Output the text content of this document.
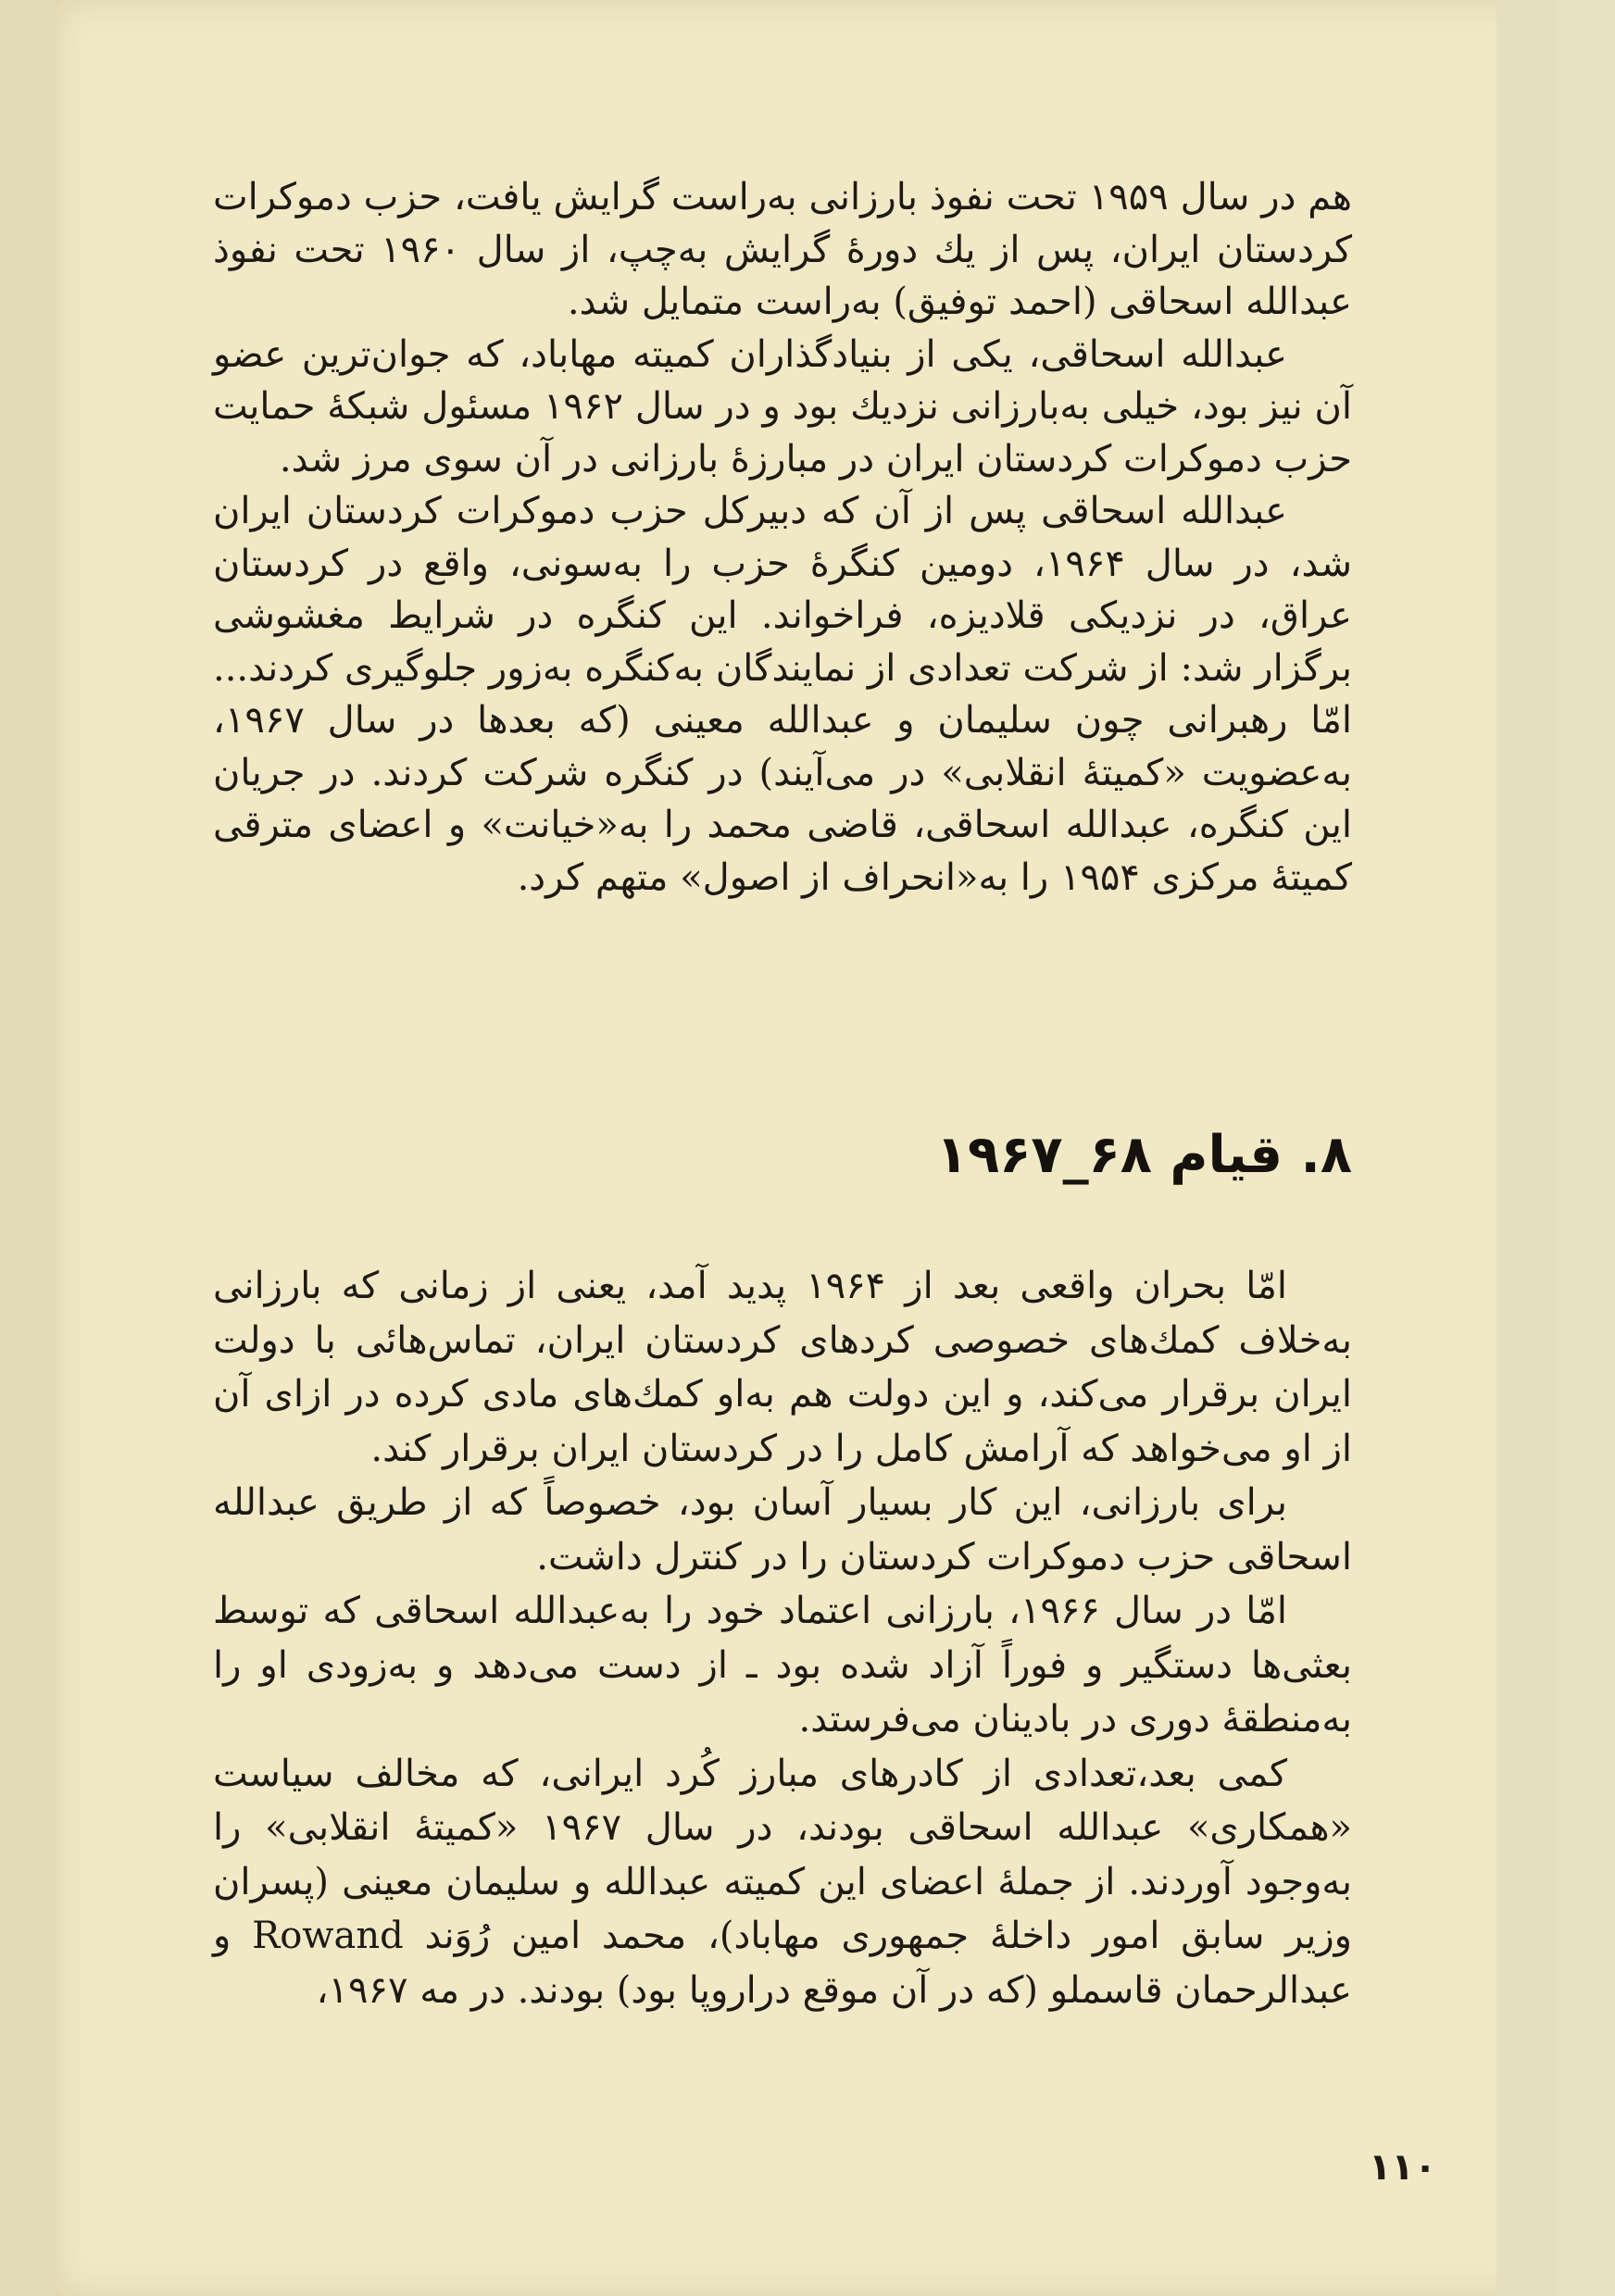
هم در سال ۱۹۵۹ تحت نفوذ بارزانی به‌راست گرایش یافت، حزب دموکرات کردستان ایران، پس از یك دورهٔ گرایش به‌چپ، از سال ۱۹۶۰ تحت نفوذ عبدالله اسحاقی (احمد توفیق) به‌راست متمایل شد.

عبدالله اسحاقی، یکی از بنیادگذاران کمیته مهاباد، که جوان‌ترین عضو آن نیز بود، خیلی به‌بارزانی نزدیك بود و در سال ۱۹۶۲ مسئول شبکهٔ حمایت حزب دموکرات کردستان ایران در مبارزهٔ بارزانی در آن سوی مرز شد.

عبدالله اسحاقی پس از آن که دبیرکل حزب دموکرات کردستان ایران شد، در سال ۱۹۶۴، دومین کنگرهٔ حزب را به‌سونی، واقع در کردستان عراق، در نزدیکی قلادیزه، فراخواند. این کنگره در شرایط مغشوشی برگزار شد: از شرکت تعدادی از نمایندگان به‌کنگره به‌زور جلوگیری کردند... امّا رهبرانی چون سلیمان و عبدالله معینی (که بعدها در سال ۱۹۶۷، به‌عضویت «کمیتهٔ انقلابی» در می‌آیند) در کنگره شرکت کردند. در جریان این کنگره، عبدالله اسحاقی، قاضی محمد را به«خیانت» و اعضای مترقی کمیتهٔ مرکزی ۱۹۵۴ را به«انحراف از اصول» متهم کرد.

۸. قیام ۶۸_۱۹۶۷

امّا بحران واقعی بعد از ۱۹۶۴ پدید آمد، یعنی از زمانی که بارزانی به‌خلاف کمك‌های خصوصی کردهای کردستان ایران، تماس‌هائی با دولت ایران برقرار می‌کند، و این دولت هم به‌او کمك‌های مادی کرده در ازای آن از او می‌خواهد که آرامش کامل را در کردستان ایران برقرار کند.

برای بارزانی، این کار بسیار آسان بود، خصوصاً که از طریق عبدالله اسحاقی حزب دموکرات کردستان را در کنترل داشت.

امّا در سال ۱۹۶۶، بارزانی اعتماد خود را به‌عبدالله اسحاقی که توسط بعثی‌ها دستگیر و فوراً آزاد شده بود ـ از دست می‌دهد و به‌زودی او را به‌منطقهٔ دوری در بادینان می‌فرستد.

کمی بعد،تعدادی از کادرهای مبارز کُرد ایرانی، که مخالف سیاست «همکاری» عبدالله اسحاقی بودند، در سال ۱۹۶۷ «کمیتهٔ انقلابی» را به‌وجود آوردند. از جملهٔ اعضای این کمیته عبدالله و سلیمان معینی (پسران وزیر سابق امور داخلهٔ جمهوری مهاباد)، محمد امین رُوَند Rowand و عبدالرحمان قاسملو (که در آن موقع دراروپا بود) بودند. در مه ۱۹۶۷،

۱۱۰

——————

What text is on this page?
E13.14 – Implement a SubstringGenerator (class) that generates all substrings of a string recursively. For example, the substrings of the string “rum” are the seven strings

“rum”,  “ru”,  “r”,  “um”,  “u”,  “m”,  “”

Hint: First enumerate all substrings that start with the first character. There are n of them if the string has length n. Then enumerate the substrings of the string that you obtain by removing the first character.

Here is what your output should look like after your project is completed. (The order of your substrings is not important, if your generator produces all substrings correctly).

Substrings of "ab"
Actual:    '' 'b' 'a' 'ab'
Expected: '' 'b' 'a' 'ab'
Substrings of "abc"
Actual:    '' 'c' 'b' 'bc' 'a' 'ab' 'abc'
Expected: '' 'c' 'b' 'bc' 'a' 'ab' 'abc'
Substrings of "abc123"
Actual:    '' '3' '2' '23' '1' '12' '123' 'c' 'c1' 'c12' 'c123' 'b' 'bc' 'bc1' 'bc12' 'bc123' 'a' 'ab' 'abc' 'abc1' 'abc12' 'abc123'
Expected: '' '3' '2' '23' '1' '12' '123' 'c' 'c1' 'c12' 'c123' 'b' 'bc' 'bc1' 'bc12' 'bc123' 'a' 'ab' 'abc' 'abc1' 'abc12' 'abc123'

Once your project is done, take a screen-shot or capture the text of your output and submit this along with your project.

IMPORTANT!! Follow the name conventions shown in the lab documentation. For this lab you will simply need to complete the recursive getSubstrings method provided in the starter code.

——————

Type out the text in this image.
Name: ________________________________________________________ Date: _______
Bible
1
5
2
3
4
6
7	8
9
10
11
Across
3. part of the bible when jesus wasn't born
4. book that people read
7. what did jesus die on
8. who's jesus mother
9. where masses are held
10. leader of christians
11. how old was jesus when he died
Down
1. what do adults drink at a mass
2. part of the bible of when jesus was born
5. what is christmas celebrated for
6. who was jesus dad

——————

* _EXERCISE TASK_
In the entries above, find each line with the word "part" and show it.

* _SOLUTION TO THE PROBLEM_
3. part of the bible when jesus wasn't born
2. part of the bible of when jesus was born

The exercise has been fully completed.